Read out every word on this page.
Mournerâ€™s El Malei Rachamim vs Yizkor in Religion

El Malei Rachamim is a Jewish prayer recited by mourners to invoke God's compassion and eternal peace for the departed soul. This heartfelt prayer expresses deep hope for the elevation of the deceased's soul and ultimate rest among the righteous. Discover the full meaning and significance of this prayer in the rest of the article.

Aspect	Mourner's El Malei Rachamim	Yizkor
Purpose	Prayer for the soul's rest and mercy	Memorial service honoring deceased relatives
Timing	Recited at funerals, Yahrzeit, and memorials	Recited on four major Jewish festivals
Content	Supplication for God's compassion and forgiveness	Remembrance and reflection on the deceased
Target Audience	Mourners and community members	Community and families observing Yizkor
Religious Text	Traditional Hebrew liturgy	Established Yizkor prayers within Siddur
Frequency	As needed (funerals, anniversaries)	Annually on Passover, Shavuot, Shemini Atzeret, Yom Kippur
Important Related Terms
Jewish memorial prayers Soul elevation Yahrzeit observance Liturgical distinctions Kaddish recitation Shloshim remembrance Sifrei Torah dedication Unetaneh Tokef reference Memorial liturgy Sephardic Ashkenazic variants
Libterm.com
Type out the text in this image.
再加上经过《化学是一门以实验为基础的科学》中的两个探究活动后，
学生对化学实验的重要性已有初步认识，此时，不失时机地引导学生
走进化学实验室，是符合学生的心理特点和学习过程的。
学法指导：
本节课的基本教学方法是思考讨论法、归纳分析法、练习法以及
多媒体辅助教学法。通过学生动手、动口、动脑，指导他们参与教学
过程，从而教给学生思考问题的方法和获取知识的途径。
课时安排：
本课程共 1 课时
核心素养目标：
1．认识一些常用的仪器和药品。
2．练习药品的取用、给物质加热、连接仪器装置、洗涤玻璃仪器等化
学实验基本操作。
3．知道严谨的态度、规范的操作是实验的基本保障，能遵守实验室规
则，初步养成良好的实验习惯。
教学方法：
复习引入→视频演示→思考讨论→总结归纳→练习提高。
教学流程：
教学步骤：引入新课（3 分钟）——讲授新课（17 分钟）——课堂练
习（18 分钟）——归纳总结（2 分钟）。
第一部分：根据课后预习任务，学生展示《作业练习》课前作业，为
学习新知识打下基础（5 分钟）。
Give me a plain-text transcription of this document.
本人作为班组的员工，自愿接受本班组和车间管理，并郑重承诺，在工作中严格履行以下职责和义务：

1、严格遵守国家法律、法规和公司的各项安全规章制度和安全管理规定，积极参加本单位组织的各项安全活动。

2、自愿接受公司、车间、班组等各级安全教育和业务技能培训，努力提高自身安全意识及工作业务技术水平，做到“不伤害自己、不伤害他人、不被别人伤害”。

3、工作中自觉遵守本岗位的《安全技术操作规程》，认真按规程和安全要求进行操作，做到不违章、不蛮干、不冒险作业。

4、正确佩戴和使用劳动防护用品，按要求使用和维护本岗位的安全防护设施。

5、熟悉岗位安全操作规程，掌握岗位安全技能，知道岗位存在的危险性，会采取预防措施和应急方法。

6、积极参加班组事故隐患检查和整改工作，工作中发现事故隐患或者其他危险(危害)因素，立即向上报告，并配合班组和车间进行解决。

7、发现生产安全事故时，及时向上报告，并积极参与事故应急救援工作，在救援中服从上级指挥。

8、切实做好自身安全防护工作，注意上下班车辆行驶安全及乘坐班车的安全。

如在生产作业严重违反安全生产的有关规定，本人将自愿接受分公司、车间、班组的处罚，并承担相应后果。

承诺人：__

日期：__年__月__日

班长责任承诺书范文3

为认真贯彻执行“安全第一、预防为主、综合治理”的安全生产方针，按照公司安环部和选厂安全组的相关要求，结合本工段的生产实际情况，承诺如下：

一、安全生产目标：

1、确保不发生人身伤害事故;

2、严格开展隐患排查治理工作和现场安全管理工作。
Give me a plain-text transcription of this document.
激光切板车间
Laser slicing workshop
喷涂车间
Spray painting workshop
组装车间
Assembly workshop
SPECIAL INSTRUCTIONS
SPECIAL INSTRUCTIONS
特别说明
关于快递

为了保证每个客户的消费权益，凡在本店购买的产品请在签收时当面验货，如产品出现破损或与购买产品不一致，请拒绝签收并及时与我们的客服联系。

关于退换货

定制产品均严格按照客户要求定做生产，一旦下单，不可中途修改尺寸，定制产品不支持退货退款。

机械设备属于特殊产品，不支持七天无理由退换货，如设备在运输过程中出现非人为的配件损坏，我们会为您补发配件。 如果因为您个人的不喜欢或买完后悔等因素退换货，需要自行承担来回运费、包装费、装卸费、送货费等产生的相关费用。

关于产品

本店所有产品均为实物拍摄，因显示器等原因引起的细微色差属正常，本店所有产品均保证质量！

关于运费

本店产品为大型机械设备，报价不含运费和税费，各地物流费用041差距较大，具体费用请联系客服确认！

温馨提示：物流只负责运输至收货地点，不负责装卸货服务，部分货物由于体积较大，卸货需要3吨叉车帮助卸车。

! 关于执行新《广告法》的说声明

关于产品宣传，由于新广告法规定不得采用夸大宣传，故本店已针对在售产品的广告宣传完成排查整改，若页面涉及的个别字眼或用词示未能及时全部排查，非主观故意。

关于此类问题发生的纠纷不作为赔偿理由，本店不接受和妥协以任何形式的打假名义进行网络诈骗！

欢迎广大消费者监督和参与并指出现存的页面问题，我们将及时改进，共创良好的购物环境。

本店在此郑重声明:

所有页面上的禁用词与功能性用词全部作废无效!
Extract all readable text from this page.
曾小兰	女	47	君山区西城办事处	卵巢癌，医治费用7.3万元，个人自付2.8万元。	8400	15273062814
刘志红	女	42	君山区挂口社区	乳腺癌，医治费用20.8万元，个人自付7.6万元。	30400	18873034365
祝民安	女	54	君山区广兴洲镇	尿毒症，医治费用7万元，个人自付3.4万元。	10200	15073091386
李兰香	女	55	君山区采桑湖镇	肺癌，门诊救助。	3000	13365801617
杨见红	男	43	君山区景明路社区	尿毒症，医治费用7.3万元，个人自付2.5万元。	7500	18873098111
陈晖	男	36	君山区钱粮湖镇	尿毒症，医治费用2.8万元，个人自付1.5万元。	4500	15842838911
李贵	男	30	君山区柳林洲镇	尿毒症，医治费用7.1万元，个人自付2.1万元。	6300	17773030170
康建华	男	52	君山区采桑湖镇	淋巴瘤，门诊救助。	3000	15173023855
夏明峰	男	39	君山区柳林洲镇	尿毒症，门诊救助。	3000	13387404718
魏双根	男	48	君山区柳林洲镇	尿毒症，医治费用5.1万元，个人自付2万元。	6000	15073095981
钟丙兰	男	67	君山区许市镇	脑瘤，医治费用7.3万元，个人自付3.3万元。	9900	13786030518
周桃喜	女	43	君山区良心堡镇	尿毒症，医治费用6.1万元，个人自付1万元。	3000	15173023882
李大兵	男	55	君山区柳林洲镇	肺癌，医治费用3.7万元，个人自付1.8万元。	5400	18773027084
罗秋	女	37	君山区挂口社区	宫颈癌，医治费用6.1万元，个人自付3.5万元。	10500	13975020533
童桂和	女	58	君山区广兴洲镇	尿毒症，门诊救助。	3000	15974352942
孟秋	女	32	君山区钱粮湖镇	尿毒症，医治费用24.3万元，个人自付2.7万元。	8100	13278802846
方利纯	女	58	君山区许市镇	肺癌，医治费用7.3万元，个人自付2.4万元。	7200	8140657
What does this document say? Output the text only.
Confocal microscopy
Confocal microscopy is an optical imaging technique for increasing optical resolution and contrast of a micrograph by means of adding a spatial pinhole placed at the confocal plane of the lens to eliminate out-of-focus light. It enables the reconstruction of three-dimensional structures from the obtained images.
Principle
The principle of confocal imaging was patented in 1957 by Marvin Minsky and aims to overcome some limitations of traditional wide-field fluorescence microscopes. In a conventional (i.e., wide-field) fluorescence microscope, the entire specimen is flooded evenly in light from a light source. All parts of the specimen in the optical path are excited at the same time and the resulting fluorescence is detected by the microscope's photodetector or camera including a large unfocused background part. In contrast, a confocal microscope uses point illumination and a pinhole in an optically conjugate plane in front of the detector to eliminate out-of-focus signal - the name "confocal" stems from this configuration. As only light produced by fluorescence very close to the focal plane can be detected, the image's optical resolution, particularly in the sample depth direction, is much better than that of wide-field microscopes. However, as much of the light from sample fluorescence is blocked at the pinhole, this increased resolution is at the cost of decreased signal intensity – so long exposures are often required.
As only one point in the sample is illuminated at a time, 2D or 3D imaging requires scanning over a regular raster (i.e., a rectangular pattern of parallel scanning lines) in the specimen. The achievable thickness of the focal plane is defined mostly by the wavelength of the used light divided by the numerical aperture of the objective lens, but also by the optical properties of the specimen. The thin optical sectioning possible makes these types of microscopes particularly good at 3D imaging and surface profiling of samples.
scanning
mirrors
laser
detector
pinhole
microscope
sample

* * * * * * * * *

◆ **Given problem**: Find the word "prayers" in the entries above and gather every line that holds it.

◆ **Exercise response**:
Religious Text	Traditional Hebrew liturgy	Established Yizkor prayers within Siddur
Jewish memorial prayers Soul elevation Yahrzeit observance Liturgical distinctions Kaddish recitation Shloshim remembrance Sifrei Torah dedication Unetaneh Tokef reference Memorial liturgy Sephardic Ashkenazic variants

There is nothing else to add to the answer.